Entries taken from a collection:

────────────────

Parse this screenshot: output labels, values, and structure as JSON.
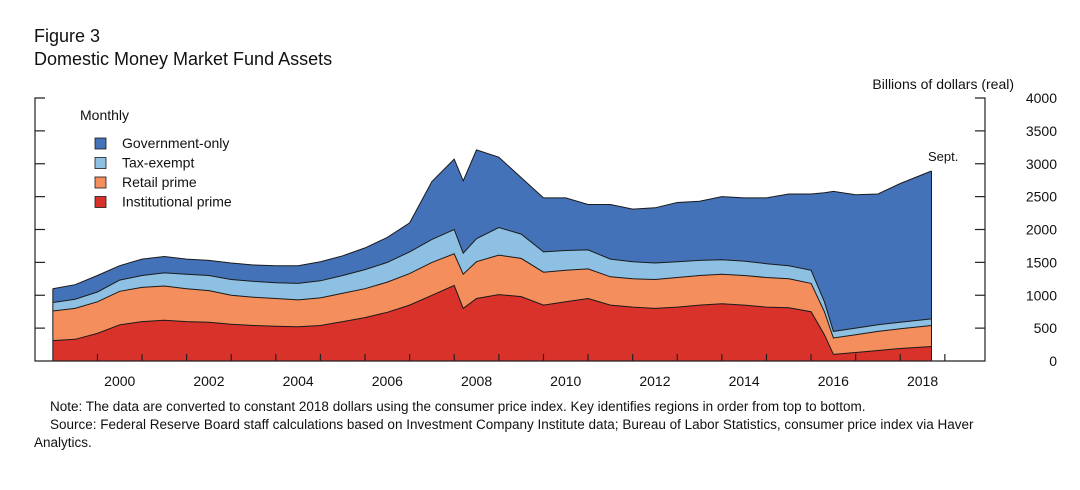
{
  "figure": {
    "number": "Figure 3",
    "title": "Domestic Money Market Fund Assets",
    "units": "Billions of dollars (real)",
    "frequency": "Monthly",
    "end_label": "Sept.",
    "note": "Note: The data are converted to constant 2018 dollars using the consumer price index. Key identifies regions in order from top to bottom.",
    "source": "Source: Federal Reserve Board staff calculations based on Investment Company Institute data; Bureau of Labor Statistics, consumer price index via Haver Analytics."
  },
  "colors": {
    "government_only": "#4472b8",
    "tax_exempt": "#8ec0e3",
    "retail_prime": "#f48e5c",
    "institutional_prime": "#d8322a"
  },
  "chart_data": {
    "type": "area",
    "stacked": true,
    "title": "Domestic Money Market Fund Assets",
    "ylabel": "Billions of dollars (real)",
    "xlabel": "",
    "xlim": [
      1998.6,
      2019.9
    ],
    "ylim": [
      0,
      4000
    ],
    "x_ticks": [
      2000,
      2002,
      2004,
      2006,
      2008,
      2010,
      2012,
      2014,
      2016,
      2018
    ],
    "y_ticks": [
      0,
      500,
      1000,
      1500,
      2000,
      2500,
      3000,
      3500,
      4000
    ],
    "legend_position": "top-left",
    "legend": [
      "Government-only",
      "Tax-exempt",
      "Retail prime",
      "Institutional prime"
    ],
    "x": [
      1999.0,
      1999.5,
      2000.0,
      2000.5,
      2001.0,
      2001.5,
      2002.0,
      2002.5,
      2003.0,
      2003.5,
      2004.0,
      2004.5,
      2005.0,
      2005.5,
      2006.0,
      2006.5,
      2007.0,
      2007.5,
      2008.0,
      2008.2,
      2008.5,
      2009.0,
      2009.5,
      2010.0,
      2010.5,
      2011.0,
      2011.5,
      2012.0,
      2012.5,
      2013.0,
      2013.5,
      2014.0,
      2014.5,
      2015.0,
      2015.5,
      2016.0,
      2016.3,
      2016.5,
      2017.0,
      2017.5,
      2018.0,
      2018.7
    ],
    "series": [
      {
        "name": "Institutional prime",
        "values": [
          310,
          330,
          420,
          550,
          600,
          620,
          600,
          590,
          560,
          540,
          530,
          520,
          540,
          600,
          660,
          740,
          850,
          1000,
          1150,
          800,
          950,
          1010,
          980,
          850,
          900,
          950,
          850,
          820,
          800,
          820,
          850,
          870,
          850,
          820,
          810,
          750,
          400,
          100,
          130,
          160,
          190,
          220
        ]
      },
      {
        "name": "Retail prime",
        "values": [
          450,
          470,
          480,
          510,
          520,
          520,
          500,
          480,
          440,
          430,
          420,
          410,
          420,
          430,
          440,
          460,
          480,
          500,
          480,
          520,
          560,
          600,
          580,
          500,
          480,
          450,
          430,
          430,
          440,
          450,
          450,
          450,
          450,
          450,
          440,
          430,
          350,
          250,
          270,
          290,
          300,
          320
        ]
      },
      {
        "name": "Tax-exempt",
        "values": [
          130,
          140,
          150,
          170,
          180,
          200,
          220,
          230,
          240,
          240,
          240,
          250,
          260,
          270,
          290,
          300,
          330,
          350,
          370,
          320,
          350,
          420,
          370,
          310,
          300,
          290,
          270,
          260,
          250,
          240,
          230,
          220,
          220,
          210,
          200,
          200,
          150,
          100,
          100,
          100,
          100,
          100
        ]
      },
      {
        "name": "Government-only",
        "values": [
          210,
          220,
          250,
          220,
          250,
          250,
          230,
          230,
          250,
          250,
          260,
          270,
          290,
          300,
          330,
          380,
          440,
          880,
          1070,
          1100,
          1350,
          1070,
          860,
          820,
          800,
          690,
          830,
          800,
          840,
          900,
          900,
          960,
          960,
          1000,
          1090,
          1160,
          1660,
          2130,
          2030,
          1990,
          2110,
          2250
        ]
      }
    ],
    "annotations": [
      "Sept.",
      "Monthly"
    ]
  }
}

────────────────

TASK TO CARRY OUT -> Quote the entries in full. Any image among them is to be omitted from the copy.

RESPONSE FOR THIS EXERCISE ->
Parse this screenshot: output labels, values, and structure as JSON.
{
  "figure": {
    "number": "Figure 3",
    "title": "Domestic Money Market Fund Assets",
    "units": "Billions of dollars (real)",
    "frequency": "Monthly",
    "end_label": "Sept.",
    "note": "Note: The data are converted to constant 2018 dollars using the consumer price index. Key identifies regions in order from top to bottom.",
    "source": "Source: Federal Reserve Board staff calculations based on Investment Company Institute data; Bureau of Labor Statistics, consumer price index via Haver Analytics."
  },
  "colors": {
    "government_only": "#4472b8",
    "tax_exempt": "#8ec0e3",
    "retail_prime": "#f48e5c",
    "institutional_prime": "#d8322a"
  },
  "chart_data": {
    "type": "area",
    "stacked": true,
    "title": "Domestic Money Market Fund Assets",
    "ylabel": "Billions of dollars (real)",
    "xlabel": "",
    "xlim": [
      1998.6,
      2019.9
    ],
    "ylim": [
      0,
      4000
    ],
    "x_ticks": [
      2000,
      2002,
      2004,
      2006,
      2008,
      2010,
      2012,
      2014,
      2016,
      2018
    ],
    "y_ticks": [
      0,
      500,
      1000,
      1500,
      2000,
      2500,
      3000,
      3500,
      4000
    ],
    "legend_position": "top-left",
    "legend": [
      "Government-only",
      "Tax-exempt",
      "Retail prime",
      "Institutional prime"
    ],
    "x": [
      1999.0,
      1999.5,
      2000.0,
      2000.5,
      2001.0,
      2001.5,
      2002.0,
      2002.5,
      2003.0,
      2003.5,
      2004.0,
      2004.5,
      2005.0,
      2005.5,
      2006.0,
      2006.5,
      2007.0,
      2007.5,
      2008.0,
      2008.2,
      2008.5,
      2009.0,
      2009.5,
      2010.0,
      2010.5,
      2011.0,
      2011.5,
      2012.0,
      2012.5,
      2013.0,
      2013.5,
      2014.0,
      2014.5,
      2015.0,
      2015.5,
      2016.0,
      2016.3,
      2016.5,
      2017.0,
      2017.5,
      2018.0,
      2018.7
    ],
    "series": [
      {
        "name": "Institutional prime",
        "values": [
          310,
          330,
          420,
          550,
          600,
          620,
          600,
          590,
          560,
          540,
          530,
          520,
          540,
          600,
          660,
          740,
          850,
          1000,
          1150,
          800,
          950,
          1010,
          980,
          850,
          900,
          950,
          850,
          820,
          800,
          820,
          850,
          870,
          850,
          820,
          810,
          750,
          400,
          100,
          130,
          160,
          190,
          220
        ]
      },
      {
        "name": "Retail prime",
        "values": [
          450,
          470,
          480,
          510,
          520,
          520,
          500,
          480,
          440,
          430,
          420,
          410,
          420,
          430,
          440,
          460,
          480,
          500,
          480,
          520,
          560,
          600,
          580,
          500,
          480,
          450,
          430,
          430,
          440,
          450,
          450,
          450,
          450,
          450,
          440,
          430,
          350,
          250,
          270,
          290,
          300,
          320
        ]
      },
      {
        "name": "Tax-exempt",
        "values": [
          130,
          140,
          150,
          170,
          180,
          200,
          220,
          230,
          240,
          240,
          240,
          250,
          260,
          270,
          290,
          300,
          330,
          350,
          370,
          320,
          350,
          420,
          370,
          310,
          300,
          290,
          270,
          260,
          250,
          240,
          230,
          220,
          220,
          210,
          200,
          200,
          150,
          100,
          100,
          100,
          100,
          100
        ]
      },
      {
        "name": "Government-only",
        "values": [
          210,
          220,
          250,
          220,
          250,
          250,
          230,
          230,
          250,
          250,
          260,
          270,
          290,
          300,
          330,
          380,
          440,
          880,
          1070,
          1100,
          1350,
          1070,
          860,
          820,
          800,
          690,
          830,
          800,
          840,
          900,
          900,
          960,
          960,
          1000,
          1090,
          1160,
          1660,
          2130,
          2030,
          1990,
          2110,
          2250
        ]
      }
    ],
    "annotations": [
      "Sept.",
      "Monthly"
    ]
  }
}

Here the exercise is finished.